Copy everything in the listing below word for word, apart from any images.
## start
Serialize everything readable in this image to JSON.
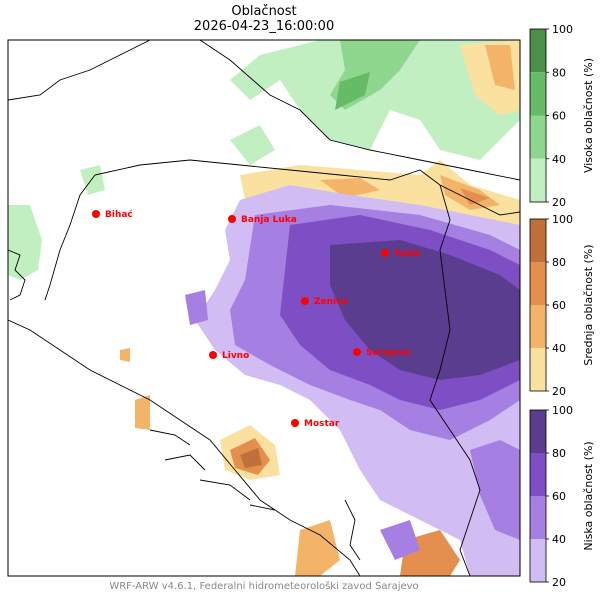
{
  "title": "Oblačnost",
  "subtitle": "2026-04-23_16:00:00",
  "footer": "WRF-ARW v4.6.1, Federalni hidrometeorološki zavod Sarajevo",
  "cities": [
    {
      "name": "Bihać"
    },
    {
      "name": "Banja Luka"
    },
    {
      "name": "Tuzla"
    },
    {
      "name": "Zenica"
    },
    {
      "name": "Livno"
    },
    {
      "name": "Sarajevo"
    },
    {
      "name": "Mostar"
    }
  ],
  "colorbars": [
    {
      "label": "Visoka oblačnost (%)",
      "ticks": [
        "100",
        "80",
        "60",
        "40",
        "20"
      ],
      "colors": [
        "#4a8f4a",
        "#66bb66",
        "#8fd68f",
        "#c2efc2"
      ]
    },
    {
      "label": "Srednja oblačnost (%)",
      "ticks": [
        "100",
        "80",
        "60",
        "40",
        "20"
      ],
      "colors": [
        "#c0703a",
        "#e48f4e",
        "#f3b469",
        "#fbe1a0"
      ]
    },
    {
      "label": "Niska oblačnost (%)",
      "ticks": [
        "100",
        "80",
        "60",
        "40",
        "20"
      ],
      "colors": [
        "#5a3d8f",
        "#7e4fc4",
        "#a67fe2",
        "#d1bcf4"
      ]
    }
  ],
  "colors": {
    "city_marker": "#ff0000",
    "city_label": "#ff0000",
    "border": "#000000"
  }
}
## end
Response:
Serialize everything readable in this image to JSON.
{
  "title": "Oblačnost",
  "subtitle": "2026-04-23_16:00:00",
  "footer": "WRF-ARW v4.6.1, Federalni hidrometeorološki zavod Sarajevo",
  "cities": [
    {
      "name": "Bihać"
    },
    {
      "name": "Banja Luka"
    },
    {
      "name": "Tuzla"
    },
    {
      "name": "Zenica"
    },
    {
      "name": "Livno"
    },
    {
      "name": "Sarajevo"
    },
    {
      "name": "Mostar"
    }
  ],
  "colorbars": [
    {
      "label": "Visoka oblačnost (%)",
      "ticks": [
        "100",
        "80",
        "60",
        "40",
        "20"
      ],
      "colors": [
        "#4a8f4a",
        "#66bb66",
        "#8fd68f",
        "#c2efc2"
      ]
    },
    {
      "label": "Srednja oblačnost (%)",
      "ticks": [
        "100",
        "80",
        "60",
        "40",
        "20"
      ],
      "colors": [
        "#c0703a",
        "#e48f4e",
        "#f3b469",
        "#fbe1a0"
      ]
    },
    {
      "label": "Niska oblačnost (%)",
      "ticks": [
        "100",
        "80",
        "60",
        "40",
        "20"
      ],
      "colors": [
        "#5a3d8f",
        "#7e4fc4",
        "#a67fe2",
        "#d1bcf4"
      ]
    }
  ],
  "colors": {
    "city_marker": "#ff0000",
    "city_label": "#ff0000",
    "border": "#000000"
  }
}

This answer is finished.